--- Start of INFORMATION PROVIDED ---

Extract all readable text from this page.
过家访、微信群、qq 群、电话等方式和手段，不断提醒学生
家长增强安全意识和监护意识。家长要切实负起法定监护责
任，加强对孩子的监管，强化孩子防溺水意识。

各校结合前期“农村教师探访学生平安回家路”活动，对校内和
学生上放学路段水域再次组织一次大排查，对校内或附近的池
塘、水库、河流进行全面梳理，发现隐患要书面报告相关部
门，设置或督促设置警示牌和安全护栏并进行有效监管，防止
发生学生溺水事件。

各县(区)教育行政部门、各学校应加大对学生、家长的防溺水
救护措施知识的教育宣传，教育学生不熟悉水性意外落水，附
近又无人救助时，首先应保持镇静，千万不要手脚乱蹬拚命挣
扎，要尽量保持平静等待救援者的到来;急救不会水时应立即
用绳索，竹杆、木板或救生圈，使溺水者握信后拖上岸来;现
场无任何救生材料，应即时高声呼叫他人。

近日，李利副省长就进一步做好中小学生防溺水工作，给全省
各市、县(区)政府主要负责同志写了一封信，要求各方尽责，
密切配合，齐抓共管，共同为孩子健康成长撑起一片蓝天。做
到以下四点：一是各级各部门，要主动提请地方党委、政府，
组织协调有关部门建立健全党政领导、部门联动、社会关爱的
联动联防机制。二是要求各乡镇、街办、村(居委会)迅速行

--- End of INFORMATION PROVIDED ---
--- Start of INFORMATION PROVIDED ---

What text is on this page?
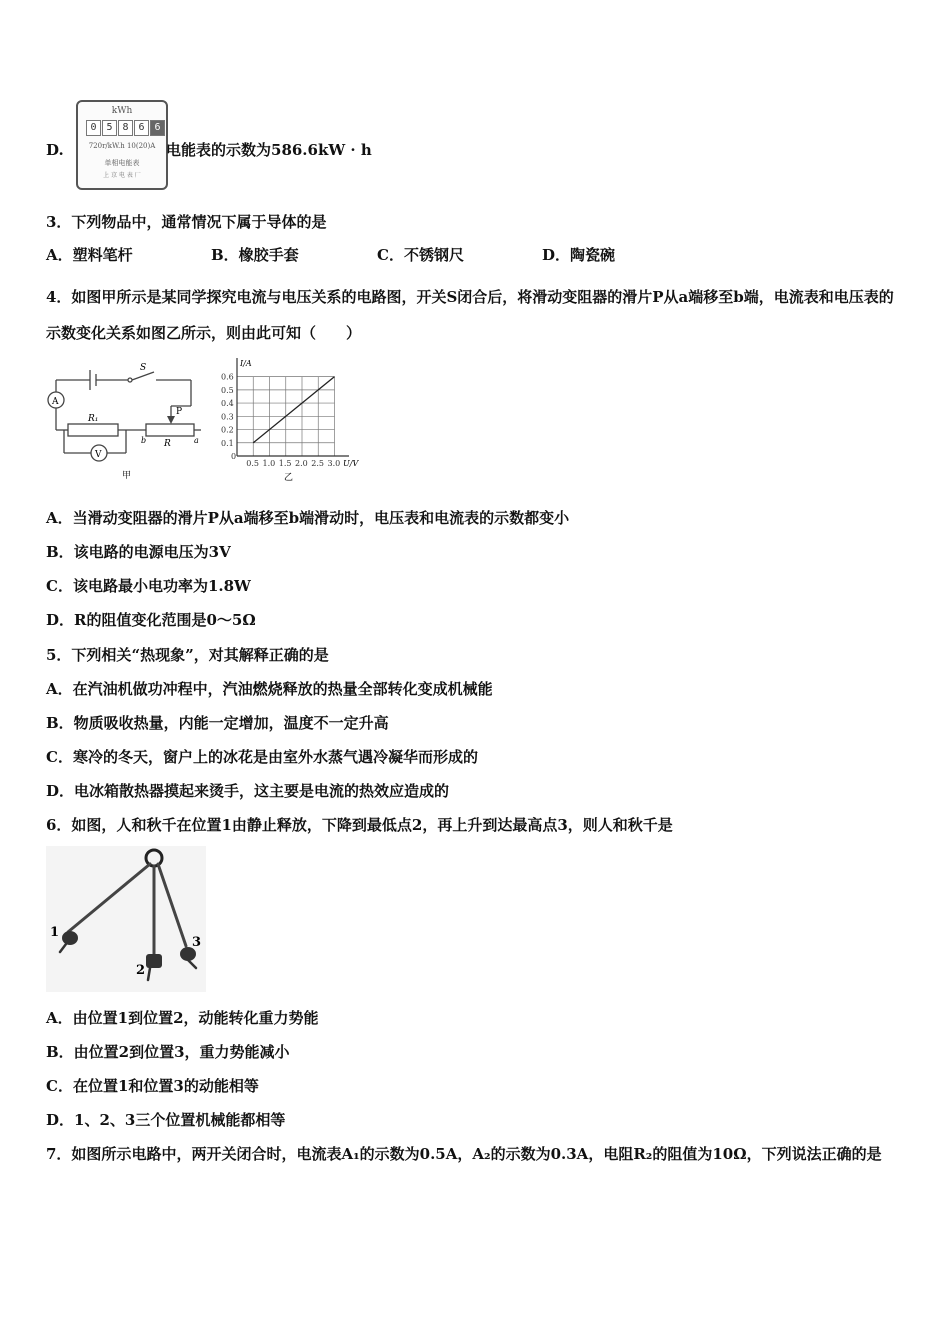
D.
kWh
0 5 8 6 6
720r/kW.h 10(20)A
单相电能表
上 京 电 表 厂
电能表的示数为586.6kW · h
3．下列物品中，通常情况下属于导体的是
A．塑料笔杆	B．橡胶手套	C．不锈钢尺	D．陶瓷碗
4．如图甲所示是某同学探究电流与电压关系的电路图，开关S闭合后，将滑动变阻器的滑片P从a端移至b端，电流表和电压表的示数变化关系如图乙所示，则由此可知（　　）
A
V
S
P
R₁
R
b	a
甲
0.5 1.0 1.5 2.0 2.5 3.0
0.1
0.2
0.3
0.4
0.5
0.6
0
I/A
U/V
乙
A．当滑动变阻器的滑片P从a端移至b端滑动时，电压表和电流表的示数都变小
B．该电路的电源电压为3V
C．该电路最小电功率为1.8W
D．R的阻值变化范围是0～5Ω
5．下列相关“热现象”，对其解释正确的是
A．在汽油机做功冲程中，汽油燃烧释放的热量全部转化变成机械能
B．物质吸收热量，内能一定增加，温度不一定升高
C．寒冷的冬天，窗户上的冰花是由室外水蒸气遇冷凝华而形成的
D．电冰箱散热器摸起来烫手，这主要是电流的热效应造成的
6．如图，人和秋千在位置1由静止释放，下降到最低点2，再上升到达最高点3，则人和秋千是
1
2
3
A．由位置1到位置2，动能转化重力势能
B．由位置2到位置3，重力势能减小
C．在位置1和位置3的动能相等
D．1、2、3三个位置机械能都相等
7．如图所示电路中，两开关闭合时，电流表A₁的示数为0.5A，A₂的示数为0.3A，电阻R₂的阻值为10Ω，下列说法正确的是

--- End of INFORMATION PROVIDED ---

Return all lines containing "this".

TASK RESULT.
Extract all readable text from this page.
What text is on this page?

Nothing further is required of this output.